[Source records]
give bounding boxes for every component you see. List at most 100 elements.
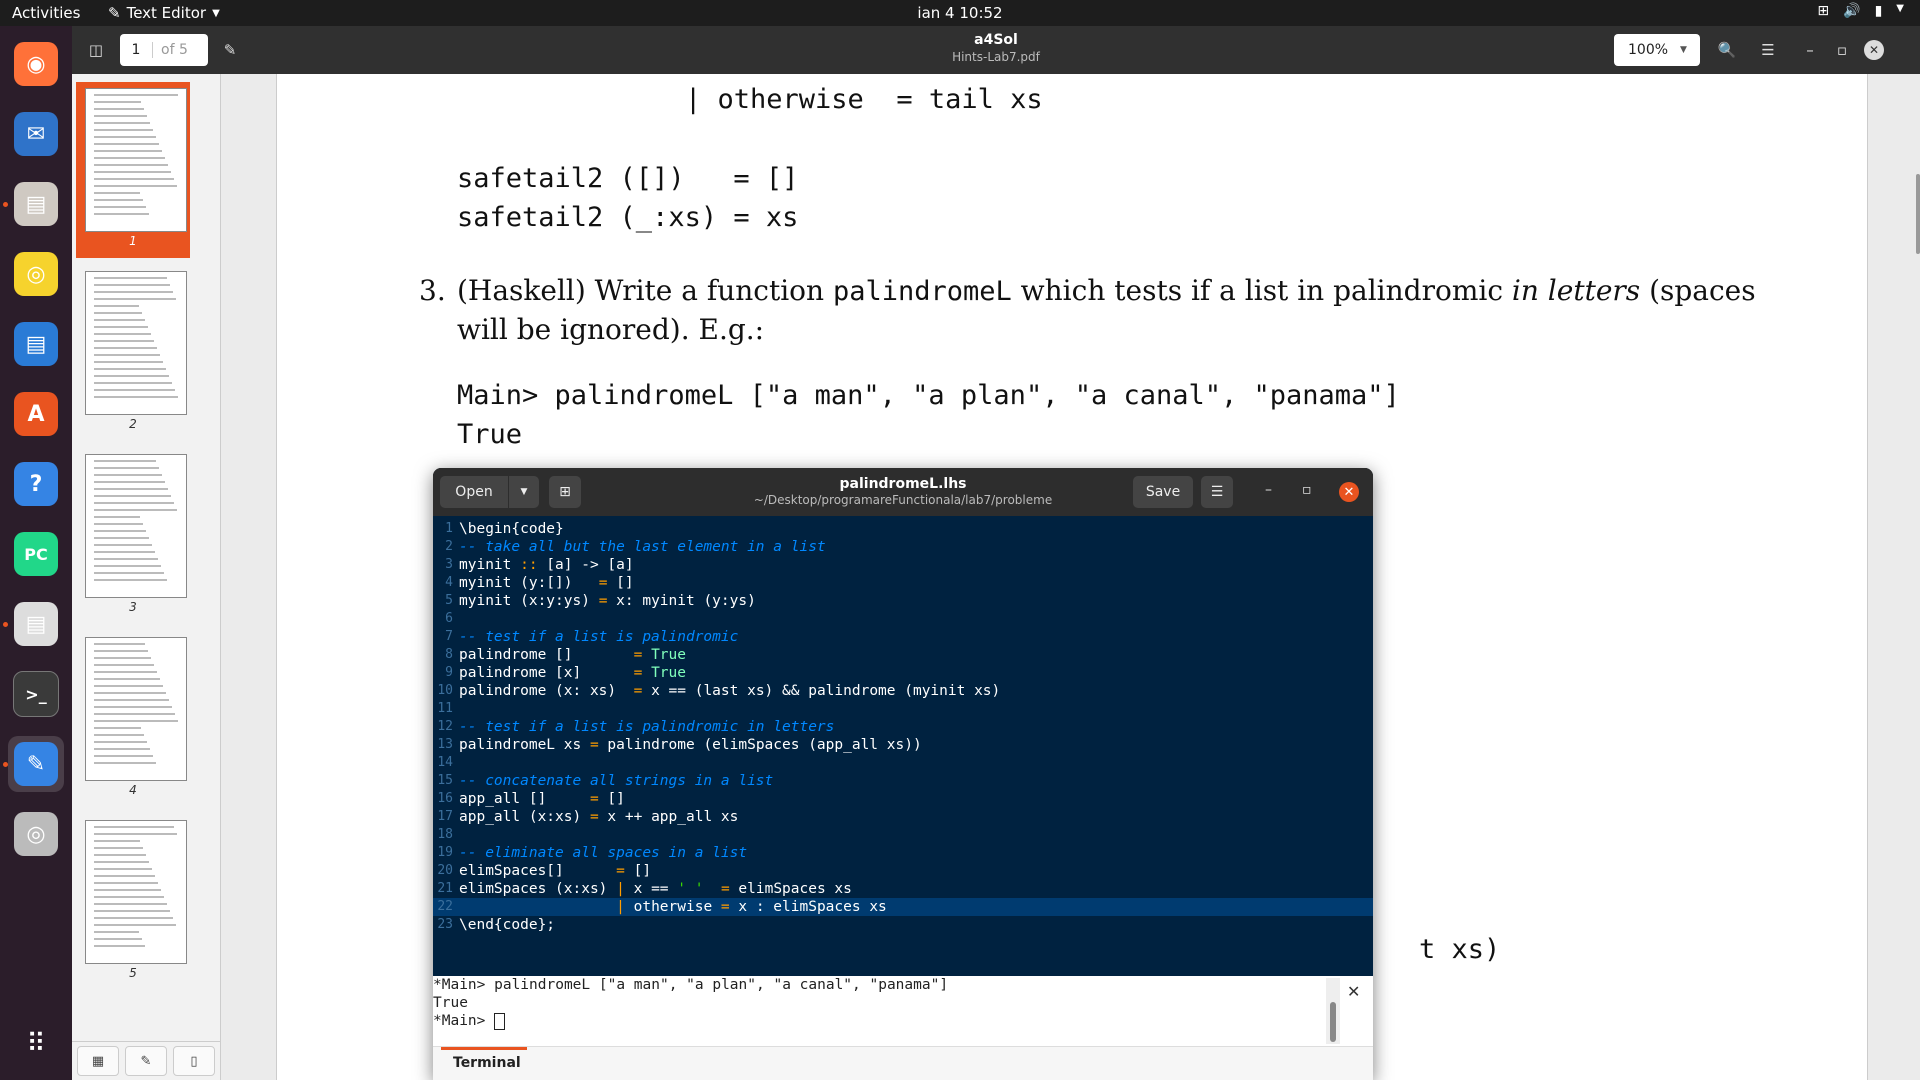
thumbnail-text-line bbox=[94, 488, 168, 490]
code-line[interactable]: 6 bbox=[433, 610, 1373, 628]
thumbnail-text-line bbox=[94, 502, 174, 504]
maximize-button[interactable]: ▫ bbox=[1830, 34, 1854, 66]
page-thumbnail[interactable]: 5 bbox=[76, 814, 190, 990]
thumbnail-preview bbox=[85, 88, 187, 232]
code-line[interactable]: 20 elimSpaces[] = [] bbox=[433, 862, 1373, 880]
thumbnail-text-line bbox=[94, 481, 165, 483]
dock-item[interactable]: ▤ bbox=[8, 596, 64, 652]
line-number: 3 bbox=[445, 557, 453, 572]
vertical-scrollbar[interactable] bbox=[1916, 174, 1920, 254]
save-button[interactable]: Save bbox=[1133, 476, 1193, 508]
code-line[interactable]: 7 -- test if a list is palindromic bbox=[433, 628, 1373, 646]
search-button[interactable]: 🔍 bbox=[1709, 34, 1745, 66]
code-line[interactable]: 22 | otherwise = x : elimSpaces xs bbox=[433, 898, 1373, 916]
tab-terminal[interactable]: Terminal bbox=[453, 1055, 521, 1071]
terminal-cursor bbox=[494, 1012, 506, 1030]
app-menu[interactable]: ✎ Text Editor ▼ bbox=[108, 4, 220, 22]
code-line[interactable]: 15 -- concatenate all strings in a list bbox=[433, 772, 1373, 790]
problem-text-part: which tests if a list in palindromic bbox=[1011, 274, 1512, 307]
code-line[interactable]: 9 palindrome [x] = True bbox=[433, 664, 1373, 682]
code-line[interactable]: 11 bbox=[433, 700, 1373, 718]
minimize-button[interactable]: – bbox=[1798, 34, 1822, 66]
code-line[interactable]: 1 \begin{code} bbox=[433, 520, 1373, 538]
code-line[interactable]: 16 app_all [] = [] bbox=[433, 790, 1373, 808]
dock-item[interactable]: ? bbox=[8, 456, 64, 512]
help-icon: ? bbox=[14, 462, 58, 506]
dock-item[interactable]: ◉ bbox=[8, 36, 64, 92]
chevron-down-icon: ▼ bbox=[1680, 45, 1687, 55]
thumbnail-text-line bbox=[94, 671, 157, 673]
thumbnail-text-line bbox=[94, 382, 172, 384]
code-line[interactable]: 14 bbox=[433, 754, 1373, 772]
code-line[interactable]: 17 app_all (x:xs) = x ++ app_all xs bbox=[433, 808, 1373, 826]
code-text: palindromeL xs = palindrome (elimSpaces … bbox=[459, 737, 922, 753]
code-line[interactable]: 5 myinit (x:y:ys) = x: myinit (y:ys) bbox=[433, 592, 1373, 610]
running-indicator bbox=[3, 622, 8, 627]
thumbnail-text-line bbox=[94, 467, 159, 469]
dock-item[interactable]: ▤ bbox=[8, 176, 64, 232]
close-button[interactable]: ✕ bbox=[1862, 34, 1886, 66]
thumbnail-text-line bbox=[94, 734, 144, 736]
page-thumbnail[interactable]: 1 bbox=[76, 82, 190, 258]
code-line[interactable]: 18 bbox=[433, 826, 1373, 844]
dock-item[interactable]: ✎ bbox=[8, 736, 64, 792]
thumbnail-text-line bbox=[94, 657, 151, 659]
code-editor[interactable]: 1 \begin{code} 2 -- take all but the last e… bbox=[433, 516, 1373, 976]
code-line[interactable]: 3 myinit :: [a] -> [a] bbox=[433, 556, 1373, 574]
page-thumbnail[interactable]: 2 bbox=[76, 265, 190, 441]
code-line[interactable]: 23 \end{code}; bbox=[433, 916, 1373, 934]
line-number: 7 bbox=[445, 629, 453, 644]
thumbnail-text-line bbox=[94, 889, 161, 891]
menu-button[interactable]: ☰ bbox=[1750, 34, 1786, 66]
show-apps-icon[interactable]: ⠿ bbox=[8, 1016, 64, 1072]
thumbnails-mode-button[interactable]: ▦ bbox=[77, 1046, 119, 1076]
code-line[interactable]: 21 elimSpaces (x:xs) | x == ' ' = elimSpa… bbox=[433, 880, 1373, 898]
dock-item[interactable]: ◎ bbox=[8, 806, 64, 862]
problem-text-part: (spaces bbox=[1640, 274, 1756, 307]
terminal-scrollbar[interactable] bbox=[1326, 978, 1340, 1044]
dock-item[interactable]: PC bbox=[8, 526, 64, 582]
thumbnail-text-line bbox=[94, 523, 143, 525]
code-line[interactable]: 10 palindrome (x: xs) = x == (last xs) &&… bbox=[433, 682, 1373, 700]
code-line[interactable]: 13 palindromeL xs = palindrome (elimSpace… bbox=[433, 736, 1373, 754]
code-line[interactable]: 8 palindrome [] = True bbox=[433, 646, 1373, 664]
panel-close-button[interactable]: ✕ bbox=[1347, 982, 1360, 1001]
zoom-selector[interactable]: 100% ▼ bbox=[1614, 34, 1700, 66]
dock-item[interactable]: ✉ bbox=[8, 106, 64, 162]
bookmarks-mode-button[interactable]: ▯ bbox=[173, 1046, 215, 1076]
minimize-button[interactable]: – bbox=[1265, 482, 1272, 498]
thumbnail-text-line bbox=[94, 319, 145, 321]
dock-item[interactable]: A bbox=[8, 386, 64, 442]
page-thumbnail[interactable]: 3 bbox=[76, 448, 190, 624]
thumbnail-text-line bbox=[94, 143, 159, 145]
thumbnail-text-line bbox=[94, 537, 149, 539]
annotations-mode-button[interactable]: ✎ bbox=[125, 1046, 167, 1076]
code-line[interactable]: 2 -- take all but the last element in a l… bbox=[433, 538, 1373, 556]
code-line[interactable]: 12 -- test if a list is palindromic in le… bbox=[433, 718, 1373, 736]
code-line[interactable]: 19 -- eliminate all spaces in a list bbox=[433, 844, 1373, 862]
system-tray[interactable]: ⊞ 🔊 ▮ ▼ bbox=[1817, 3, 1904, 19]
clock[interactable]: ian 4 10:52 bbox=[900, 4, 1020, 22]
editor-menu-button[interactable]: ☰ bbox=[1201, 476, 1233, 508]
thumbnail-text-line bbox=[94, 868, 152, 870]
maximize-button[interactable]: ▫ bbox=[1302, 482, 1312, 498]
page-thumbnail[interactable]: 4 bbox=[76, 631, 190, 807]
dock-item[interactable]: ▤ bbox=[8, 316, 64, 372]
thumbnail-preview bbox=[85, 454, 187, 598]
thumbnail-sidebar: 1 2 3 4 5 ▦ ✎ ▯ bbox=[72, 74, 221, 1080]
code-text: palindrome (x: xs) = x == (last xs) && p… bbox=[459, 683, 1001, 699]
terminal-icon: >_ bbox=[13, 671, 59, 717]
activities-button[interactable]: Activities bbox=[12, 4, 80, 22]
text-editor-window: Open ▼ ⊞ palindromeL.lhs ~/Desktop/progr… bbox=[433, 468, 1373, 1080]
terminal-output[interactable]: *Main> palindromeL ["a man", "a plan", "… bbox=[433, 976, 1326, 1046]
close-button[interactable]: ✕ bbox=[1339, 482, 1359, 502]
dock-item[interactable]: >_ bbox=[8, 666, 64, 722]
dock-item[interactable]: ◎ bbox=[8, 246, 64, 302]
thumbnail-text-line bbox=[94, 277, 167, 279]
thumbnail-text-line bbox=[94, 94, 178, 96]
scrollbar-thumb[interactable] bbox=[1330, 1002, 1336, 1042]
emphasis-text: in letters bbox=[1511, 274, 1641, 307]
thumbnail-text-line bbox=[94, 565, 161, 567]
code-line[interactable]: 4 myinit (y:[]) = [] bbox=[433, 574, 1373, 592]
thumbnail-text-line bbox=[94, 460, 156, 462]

WHAT IS NEEDED »
Find each line of the material above that contains the string "mode" and copy those lines. Treat case as significant.

FULL ANSWER »
thumbnails-mode-button[interactable]: ▦ bbox=[77, 1046, 119, 1076]
bookmarks-mode-button[interactable]: ▯ bbox=[173, 1046, 215, 1076]
annotations-mode-button[interactable]: ✎ bbox=[125, 1046, 167, 1076]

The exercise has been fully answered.